◆ GIVEN INFORMATION
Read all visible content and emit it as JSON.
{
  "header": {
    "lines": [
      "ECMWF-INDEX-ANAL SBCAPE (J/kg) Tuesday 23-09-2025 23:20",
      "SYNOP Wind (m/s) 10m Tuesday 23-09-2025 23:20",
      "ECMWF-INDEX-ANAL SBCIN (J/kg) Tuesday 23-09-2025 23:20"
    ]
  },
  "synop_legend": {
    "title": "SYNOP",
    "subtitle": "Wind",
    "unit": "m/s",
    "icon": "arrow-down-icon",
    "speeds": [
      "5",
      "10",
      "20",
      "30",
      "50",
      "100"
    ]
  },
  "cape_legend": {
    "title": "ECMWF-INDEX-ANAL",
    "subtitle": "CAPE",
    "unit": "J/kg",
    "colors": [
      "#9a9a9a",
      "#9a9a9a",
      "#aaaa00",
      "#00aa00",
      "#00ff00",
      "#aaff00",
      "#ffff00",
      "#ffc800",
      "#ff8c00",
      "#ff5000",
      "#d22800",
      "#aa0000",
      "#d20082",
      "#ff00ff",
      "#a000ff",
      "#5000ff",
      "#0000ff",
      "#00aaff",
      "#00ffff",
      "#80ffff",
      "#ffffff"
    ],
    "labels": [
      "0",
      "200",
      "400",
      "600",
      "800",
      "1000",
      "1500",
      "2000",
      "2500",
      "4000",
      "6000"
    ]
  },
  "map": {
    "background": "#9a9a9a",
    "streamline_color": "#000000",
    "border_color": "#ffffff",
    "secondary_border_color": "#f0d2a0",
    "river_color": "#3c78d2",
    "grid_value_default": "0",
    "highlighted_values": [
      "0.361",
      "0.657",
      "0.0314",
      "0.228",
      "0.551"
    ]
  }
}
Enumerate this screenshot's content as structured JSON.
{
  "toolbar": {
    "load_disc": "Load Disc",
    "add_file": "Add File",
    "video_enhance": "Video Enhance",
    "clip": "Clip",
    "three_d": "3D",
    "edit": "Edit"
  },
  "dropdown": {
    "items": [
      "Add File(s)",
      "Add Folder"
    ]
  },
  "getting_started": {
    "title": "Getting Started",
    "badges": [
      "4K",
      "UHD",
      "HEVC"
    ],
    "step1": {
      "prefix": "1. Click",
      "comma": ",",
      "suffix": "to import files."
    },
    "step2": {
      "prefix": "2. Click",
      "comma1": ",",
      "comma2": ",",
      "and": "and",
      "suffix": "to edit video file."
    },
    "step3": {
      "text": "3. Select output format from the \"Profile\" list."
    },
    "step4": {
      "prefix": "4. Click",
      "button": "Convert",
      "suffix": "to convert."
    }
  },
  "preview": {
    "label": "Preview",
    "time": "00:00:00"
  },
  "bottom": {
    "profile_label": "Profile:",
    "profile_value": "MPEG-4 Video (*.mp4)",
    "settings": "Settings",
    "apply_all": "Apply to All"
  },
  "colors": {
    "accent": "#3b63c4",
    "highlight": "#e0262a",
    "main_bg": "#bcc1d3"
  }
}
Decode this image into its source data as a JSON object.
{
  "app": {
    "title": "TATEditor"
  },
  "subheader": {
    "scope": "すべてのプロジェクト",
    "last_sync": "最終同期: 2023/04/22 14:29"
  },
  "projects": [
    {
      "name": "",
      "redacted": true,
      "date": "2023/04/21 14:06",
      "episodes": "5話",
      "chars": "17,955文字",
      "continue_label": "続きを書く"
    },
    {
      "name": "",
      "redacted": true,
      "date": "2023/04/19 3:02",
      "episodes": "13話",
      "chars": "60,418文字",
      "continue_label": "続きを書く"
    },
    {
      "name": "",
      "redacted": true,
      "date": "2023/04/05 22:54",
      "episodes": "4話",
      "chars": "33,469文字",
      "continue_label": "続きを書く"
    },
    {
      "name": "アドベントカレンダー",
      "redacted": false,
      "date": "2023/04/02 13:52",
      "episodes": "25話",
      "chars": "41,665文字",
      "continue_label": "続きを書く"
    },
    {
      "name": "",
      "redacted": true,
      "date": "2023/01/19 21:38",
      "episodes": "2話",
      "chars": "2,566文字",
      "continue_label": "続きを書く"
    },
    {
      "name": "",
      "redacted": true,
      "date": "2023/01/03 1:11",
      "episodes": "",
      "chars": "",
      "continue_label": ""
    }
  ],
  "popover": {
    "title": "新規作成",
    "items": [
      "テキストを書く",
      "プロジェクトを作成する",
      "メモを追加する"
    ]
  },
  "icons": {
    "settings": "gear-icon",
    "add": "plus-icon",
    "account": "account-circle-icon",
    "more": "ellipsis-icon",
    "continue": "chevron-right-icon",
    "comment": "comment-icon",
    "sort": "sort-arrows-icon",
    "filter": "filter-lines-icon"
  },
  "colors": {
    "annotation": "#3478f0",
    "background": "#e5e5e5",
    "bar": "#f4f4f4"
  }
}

◆ TASK TO COMPLETE
Your task is to output all of the data above word for word.

◆ REPLY TO THE EXERCISE
Read all visible content and emit it as JSON.
{
  "header": {
    "lines": [
      "ECMWF-INDEX-ANAL SBCAPE (J/kg) Tuesday 23-09-2025 23:20",
      "SYNOP Wind (m/s) 10m Tuesday 23-09-2025 23:20",
      "ECMWF-INDEX-ANAL SBCIN (J/kg) Tuesday 23-09-2025 23:20"
    ]
  },
  "synop_legend": {
    "title": "SYNOP",
    "subtitle": "Wind",
    "unit": "m/s",
    "icon": "arrow-down-icon",
    "speeds": [
      "5",
      "10",
      "20",
      "30",
      "50",
      "100"
    ]
  },
  "cape_legend": {
    "title": "ECMWF-INDEX-ANAL",
    "subtitle": "CAPE",
    "unit": "J/kg",
    "colors": [
      "#9a9a9a",
      "#9a9a9a",
      "#aaaa00",
      "#00aa00",
      "#00ff00",
      "#aaff00",
      "#ffff00",
      "#ffc800",
      "#ff8c00",
      "#ff5000",
      "#d22800",
      "#aa0000",
      "#d20082",
      "#ff00ff",
      "#a000ff",
      "#5000ff",
      "#0000ff",
      "#00aaff",
      "#00ffff",
      "#80ffff",
      "#ffffff"
    ],
    "labels": [
      "0",
      "200",
      "400",
      "600",
      "800",
      "1000",
      "1500",
      "2000",
      "2500",
      "4000",
      "6000"
    ]
  },
  "map": {
    "background": "#9a9a9a",
    "streamline_color": "#000000",
    "border_color": "#ffffff",
    "secondary_border_color": "#f0d2a0",
    "river_color": "#3c78d2",
    "grid_value_default": "0",
    "highlighted_values": [
      "0.361",
      "0.657",
      "0.0314",
      "0.228",
      "0.551"
    ]
  }
}
Enumerate this screenshot's content as structured JSON.
{
  "toolbar": {
    "load_disc": "Load Disc",
    "add_file": "Add File",
    "video_enhance": "Video Enhance",
    "clip": "Clip",
    "three_d": "3D",
    "edit": "Edit"
  },
  "dropdown": {
    "items": [
      "Add File(s)",
      "Add Folder"
    ]
  },
  "getting_started": {
    "title": "Getting Started",
    "badges": [
      "4K",
      "UHD",
      "HEVC"
    ],
    "step1": {
      "prefix": "1. Click",
      "comma": ",",
      "suffix": "to import files."
    },
    "step2": {
      "prefix": "2. Click",
      "comma1": ",",
      "comma2": ",",
      "and": "and",
      "suffix": "to edit video file."
    },
    "step3": {
      "text": "3. Select output format from the \"Profile\" list."
    },
    "step4": {
      "prefix": "4. Click",
      "button": "Convert",
      "suffix": "to convert."
    }
  },
  "preview": {
    "label": "Preview",
    "time": "00:00:00"
  },
  "bottom": {
    "profile_label": "Profile:",
    "profile_value": "MPEG-4 Video (*.mp4)",
    "settings": "Settings",
    "apply_all": "Apply to All"
  },
  "colors": {
    "accent": "#3b63c4",
    "highlight": "#e0262a",
    "main_bg": "#bcc1d3"
  }
}
Decode this image into its source data as a JSON object.
{
  "app": {
    "title": "TATEditor"
  },
  "subheader": {
    "scope": "すべてのプロジェクト",
    "last_sync": "最終同期: 2023/04/22 14:29"
  },
  "projects": [
    {
      "name": "",
      "redacted": true,
      "date": "2023/04/21 14:06",
      "episodes": "5話",
      "chars": "17,955文字",
      "continue_label": "続きを書く"
    },
    {
      "name": "",
      "redacted": true,
      "date": "2023/04/19 3:02",
      "episodes": "13話",
      "chars": "60,418文字",
      "continue_label": "続きを書く"
    },
    {
      "name": "",
      "redacted": true,
      "date": "2023/04/05 22:54",
      "episodes": "4話",
      "chars": "33,469文字",
      "continue_label": "続きを書く"
    },
    {
      "name": "アドベントカレンダー",
      "redacted": false,
      "date": "2023/04/02 13:52",
      "episodes": "25話",
      "chars": "41,665文字",
      "continue_label": "続きを書く"
    },
    {
      "name": "",
      "redacted": true,
      "date": "2023/01/19 21:38",
      "episodes": "2話",
      "chars": "2,566文字",
      "continue_label": "続きを書く"
    },
    {
      "name": "",
      "redacted": true,
      "date": "2023/01/03 1:11",
      "episodes": "",
      "chars": "",
      "continue_label": ""
    }
  ],
  "popover": {
    "title": "新規作成",
    "items": [
      "テキストを書く",
      "プロジェクトを作成する",
      "メモを追加する"
    ]
  },
  "icons": {
    "settings": "gear-icon",
    "add": "plus-icon",
    "account": "account-circle-icon",
    "more": "ellipsis-icon",
    "continue": "chevron-right-icon",
    "comment": "comment-icon",
    "sort": "sort-arrows-icon",
    "filter": "filter-lines-icon"
  },
  "colors": {
    "annotation": "#3478f0",
    "background": "#e5e5e5",
    "bar": "#f4f4f4"
  }
}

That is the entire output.